— START SUPPLIED DATA —
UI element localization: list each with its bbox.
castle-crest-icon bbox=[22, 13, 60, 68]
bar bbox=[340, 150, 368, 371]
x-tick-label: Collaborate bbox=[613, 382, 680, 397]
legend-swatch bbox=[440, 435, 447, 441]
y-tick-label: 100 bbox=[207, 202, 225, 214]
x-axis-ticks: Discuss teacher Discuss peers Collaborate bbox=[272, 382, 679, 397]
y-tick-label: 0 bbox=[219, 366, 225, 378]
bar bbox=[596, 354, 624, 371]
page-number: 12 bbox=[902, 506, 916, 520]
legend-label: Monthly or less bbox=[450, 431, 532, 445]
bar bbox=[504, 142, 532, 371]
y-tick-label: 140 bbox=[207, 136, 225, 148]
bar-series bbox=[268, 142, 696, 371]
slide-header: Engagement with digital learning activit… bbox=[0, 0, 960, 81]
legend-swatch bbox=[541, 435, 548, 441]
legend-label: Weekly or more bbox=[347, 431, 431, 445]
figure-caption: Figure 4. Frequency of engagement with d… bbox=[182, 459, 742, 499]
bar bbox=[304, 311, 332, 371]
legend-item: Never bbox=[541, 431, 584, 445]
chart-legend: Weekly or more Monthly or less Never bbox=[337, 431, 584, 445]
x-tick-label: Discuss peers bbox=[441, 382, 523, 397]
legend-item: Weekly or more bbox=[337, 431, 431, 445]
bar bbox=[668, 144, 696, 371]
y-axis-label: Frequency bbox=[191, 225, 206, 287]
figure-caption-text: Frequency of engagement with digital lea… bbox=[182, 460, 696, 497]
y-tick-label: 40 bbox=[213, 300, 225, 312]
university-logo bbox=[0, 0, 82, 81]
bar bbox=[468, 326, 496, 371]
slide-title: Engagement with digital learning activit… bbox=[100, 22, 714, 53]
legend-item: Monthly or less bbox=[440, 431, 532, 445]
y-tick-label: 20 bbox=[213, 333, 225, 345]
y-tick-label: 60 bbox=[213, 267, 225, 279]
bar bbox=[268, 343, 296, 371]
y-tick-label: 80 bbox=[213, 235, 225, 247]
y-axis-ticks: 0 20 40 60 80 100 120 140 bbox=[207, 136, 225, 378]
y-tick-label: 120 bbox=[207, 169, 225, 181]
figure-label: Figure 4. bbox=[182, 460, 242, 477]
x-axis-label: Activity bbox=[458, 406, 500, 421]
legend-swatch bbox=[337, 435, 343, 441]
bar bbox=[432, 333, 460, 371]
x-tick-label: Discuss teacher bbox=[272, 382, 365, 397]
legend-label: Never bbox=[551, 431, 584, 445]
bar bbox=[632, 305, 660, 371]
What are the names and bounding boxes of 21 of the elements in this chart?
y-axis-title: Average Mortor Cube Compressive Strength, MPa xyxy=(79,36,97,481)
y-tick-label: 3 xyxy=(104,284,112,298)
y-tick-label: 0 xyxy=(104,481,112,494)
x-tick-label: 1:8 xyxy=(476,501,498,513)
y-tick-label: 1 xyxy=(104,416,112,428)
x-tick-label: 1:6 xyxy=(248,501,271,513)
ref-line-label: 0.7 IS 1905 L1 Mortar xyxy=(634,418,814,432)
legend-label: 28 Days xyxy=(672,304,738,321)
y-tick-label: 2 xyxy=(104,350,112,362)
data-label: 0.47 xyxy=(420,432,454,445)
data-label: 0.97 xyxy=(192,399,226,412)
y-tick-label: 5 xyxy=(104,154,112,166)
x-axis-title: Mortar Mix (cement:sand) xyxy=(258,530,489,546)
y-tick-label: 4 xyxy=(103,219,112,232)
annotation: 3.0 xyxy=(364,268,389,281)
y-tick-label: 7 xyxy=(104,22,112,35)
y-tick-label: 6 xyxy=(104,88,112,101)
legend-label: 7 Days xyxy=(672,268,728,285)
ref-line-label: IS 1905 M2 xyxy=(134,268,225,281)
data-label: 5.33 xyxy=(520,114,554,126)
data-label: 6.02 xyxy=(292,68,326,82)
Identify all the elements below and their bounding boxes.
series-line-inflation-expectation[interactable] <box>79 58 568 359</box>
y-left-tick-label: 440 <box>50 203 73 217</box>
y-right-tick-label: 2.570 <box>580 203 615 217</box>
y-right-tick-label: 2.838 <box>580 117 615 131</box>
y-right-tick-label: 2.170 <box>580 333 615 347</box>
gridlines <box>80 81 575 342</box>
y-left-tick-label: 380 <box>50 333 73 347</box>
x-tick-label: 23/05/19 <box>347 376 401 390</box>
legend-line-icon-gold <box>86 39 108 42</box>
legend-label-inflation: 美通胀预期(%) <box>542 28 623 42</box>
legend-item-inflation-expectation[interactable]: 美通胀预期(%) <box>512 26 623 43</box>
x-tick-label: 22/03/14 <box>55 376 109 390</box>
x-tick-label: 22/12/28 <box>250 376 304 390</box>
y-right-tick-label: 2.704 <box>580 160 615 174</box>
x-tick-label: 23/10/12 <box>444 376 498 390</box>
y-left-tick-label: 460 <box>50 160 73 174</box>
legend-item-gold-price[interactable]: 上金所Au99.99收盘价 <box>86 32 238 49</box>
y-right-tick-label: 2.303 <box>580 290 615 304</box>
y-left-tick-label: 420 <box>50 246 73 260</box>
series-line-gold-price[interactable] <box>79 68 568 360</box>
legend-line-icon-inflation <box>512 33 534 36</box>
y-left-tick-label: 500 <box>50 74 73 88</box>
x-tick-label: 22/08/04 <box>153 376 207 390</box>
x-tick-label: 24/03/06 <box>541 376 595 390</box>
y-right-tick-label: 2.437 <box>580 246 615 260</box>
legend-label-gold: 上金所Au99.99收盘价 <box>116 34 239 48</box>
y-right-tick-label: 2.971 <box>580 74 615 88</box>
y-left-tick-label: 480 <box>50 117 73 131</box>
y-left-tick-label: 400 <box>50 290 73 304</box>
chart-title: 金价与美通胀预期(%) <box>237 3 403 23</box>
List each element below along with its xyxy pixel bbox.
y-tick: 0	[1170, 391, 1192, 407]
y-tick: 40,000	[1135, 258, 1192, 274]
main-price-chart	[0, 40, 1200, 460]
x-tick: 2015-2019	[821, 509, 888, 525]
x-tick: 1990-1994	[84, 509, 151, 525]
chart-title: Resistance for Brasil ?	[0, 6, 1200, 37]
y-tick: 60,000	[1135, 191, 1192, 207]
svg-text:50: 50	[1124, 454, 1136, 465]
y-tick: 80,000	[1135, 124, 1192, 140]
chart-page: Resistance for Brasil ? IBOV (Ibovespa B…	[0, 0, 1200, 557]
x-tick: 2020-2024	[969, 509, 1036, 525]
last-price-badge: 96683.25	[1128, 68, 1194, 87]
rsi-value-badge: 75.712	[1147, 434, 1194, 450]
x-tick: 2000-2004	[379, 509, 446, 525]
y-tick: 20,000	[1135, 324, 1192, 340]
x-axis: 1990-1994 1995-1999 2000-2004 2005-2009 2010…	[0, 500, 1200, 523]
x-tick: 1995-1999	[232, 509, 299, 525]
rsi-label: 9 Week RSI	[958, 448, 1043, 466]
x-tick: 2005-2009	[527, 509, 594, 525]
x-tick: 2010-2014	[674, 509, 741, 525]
— END SUPPLIED DATA —
#### DIRECTION
Reproduce every line of the records above word for word, with nothing changed, added, or left out.

#### EXERCISE RESULT
UI element localization: list each with its bbox.
castle-crest-icon bbox=[22, 13, 60, 68]
bar bbox=[340, 150, 368, 371]
x-tick-label: Collaborate bbox=[613, 382, 680, 397]
legend-swatch bbox=[440, 435, 447, 441]
y-tick-label: 100 bbox=[207, 202, 225, 214]
x-axis-ticks: Discuss teacher Discuss peers Collaborate bbox=[272, 382, 679, 397]
y-tick-label: 0 bbox=[219, 366, 225, 378]
bar bbox=[596, 354, 624, 371]
page-number: 12 bbox=[902, 506, 916, 520]
legend-label: Monthly or less bbox=[450, 431, 532, 445]
bar bbox=[504, 142, 532, 371]
y-tick-label: 140 bbox=[207, 136, 225, 148]
bar-series bbox=[268, 142, 696, 371]
slide-header: Engagement with digital learning activit… bbox=[0, 0, 960, 81]
legend-swatch bbox=[541, 435, 548, 441]
legend-label: Weekly or more bbox=[347, 431, 431, 445]
figure-caption: Figure 4. Frequency of engagement with d… bbox=[182, 459, 742, 499]
bar bbox=[304, 311, 332, 371]
legend-item: Never bbox=[541, 431, 584, 445]
chart-legend: Weekly or more Monthly or less Never bbox=[337, 431, 584, 445]
x-tick-label: Discuss peers bbox=[441, 382, 523, 397]
legend-item: Weekly or more bbox=[337, 431, 431, 445]
bar bbox=[668, 144, 696, 371]
y-axis-label: Frequency bbox=[191, 225, 206, 287]
figure-caption-text: Frequency of engagement with digital lea… bbox=[182, 460, 696, 497]
y-tick-label: 40 bbox=[213, 300, 225, 312]
university-logo bbox=[0, 0, 82, 81]
bar bbox=[468, 326, 496, 371]
slide-title: Engagement with digital learning activit… bbox=[100, 22, 714, 53]
legend-item: Monthly or less bbox=[440, 431, 532, 445]
y-tick-label: 20 bbox=[213, 333, 225, 345]
y-tick-label: 60 bbox=[213, 267, 225, 279]
bar bbox=[268, 343, 296, 371]
y-tick-label: 80 bbox=[213, 235, 225, 247]
y-axis-ticks: 0 20 40 60 80 100 120 140 bbox=[207, 136, 225, 378]
y-tick-label: 120 bbox=[207, 169, 225, 181]
figure-label: Figure 4. bbox=[182, 460, 242, 477]
x-axis-label: Activity bbox=[458, 406, 500, 421]
legend-swatch bbox=[337, 435, 343, 441]
bar bbox=[432, 333, 460, 371]
x-tick-label: Discuss teacher bbox=[272, 382, 365, 397]
legend-label: Never bbox=[551, 431, 584, 445]
bar bbox=[632, 305, 660, 371]
What are the names and bounding boxes of 21 of the elements in this chart?
y-axis-title: Average Mortor Cube Compressive Strength, MPa xyxy=(79,36,97,481)
y-tick-label: 3 xyxy=(104,284,112,298)
y-tick-label: 0 xyxy=(104,481,112,494)
x-tick-label: 1:8 xyxy=(476,501,498,513)
y-tick-label: 1 xyxy=(104,416,112,428)
x-tick-label: 1:6 xyxy=(248,501,271,513)
ref-line-label: 0.7 IS 1905 L1 Mortar xyxy=(634,418,814,432)
legend-label: 28 Days xyxy=(672,304,738,321)
y-tick-label: 2 xyxy=(104,350,112,362)
data-label: 0.47 xyxy=(420,432,454,445)
data-label: 0.97 xyxy=(192,399,226,412)
y-tick-label: 5 xyxy=(104,154,112,166)
x-axis-title: Mortar Mix (cement:sand) xyxy=(258,530,489,546)
y-tick-label: 4 xyxy=(103,219,112,232)
annotation: 3.0 xyxy=(364,268,389,281)
y-tick-label: 7 xyxy=(104,22,112,35)
y-tick-label: 6 xyxy=(104,88,112,101)
legend-label: 7 Days xyxy=(672,268,728,285)
ref-line-label: IS 1905 M2 xyxy=(134,268,225,281)
data-label: 5.33 xyxy=(520,114,554,126)
data-label: 6.02 xyxy=(292,68,326,82)
Identify all the elements below and their bounding boxes.
series-line-inflation-expectation[interactable] <box>79 58 568 359</box>
y-left-tick-label: 440 <box>50 203 73 217</box>
y-right-tick-label: 2.570 <box>580 203 615 217</box>
y-right-tick-label: 2.838 <box>580 117 615 131</box>
y-right-tick-label: 2.170 <box>580 333 615 347</box>
gridlines <box>80 81 575 342</box>
y-left-tick-label: 380 <box>50 333 73 347</box>
x-tick-label: 23/05/19 <box>347 376 401 390</box>
legend-line-icon-gold <box>86 39 108 42</box>
legend-label-inflation: 美通胀预期(%) <box>542 28 623 42</box>
legend-item-inflation-expectation[interactable]: 美通胀预期(%) <box>512 26 623 43</box>
x-tick-label: 22/03/14 <box>55 376 109 390</box>
x-tick-label: 22/12/28 <box>250 376 304 390</box>
y-right-tick-label: 2.704 <box>580 160 615 174</box>
x-tick-label: 23/10/12 <box>444 376 498 390</box>
y-left-tick-label: 460 <box>50 160 73 174</box>
legend-item-gold-price[interactable]: 上金所Au99.99收盘价 <box>86 32 238 49</box>
y-right-tick-label: 2.303 <box>580 290 615 304</box>
y-left-tick-label: 420 <box>50 246 73 260</box>
series-line-gold-price[interactable] <box>79 68 568 360</box>
legend-line-icon-inflation <box>512 33 534 36</box>
y-left-tick-label: 500 <box>50 74 73 88</box>
x-tick-label: 22/08/04 <box>153 376 207 390</box>
x-tick-label: 24/03/06 <box>541 376 595 390</box>
y-right-tick-label: 2.437 <box>580 246 615 260</box>
legend-label-gold: 上金所Au99.99收盘价 <box>116 34 239 48</box>
y-right-tick-label: 2.971 <box>580 74 615 88</box>
y-left-tick-label: 480 <box>50 117 73 131</box>
y-left-tick-label: 400 <box>50 290 73 304</box>
chart-title: 金价与美通胀预期(%) <box>237 3 403 23</box>
List each element below along with its xyxy pixel bbox.
y-tick: 0	[1170, 391, 1192, 407]
y-tick: 40,000	[1135, 258, 1192, 274]
main-price-chart	[0, 40, 1200, 460]
x-tick: 2015-2019	[821, 509, 888, 525]
x-tick: 1990-1994	[84, 509, 151, 525]
chart-title: Resistance for Brasil ?	[0, 6, 1200, 37]
y-tick: 60,000	[1135, 191, 1192, 207]
svg-text:50: 50	[1124, 454, 1136, 465]
y-tick: 80,000	[1135, 124, 1192, 140]
chart-page: Resistance for Brasil ? IBOV (Ibovespa B…	[0, 0, 1200, 557]
x-tick: 2020-2024	[969, 509, 1036, 525]
last-price-badge: 96683.25	[1128, 68, 1194, 87]
rsi-value-badge: 75.712	[1147, 434, 1194, 450]
x-tick: 2000-2004	[379, 509, 446, 525]
y-tick: 20,000	[1135, 324, 1192, 340]
x-axis: 1990-1994 1995-1999 2000-2004 2005-2009 2010…	[0, 500, 1200, 523]
x-tick: 1995-1999	[232, 509, 299, 525]
rsi-label: 9 Week RSI	[958, 448, 1043, 466]
x-tick: 2005-2009	[527, 509, 594, 525]
x-tick: 2010-2014	[674, 509, 741, 525]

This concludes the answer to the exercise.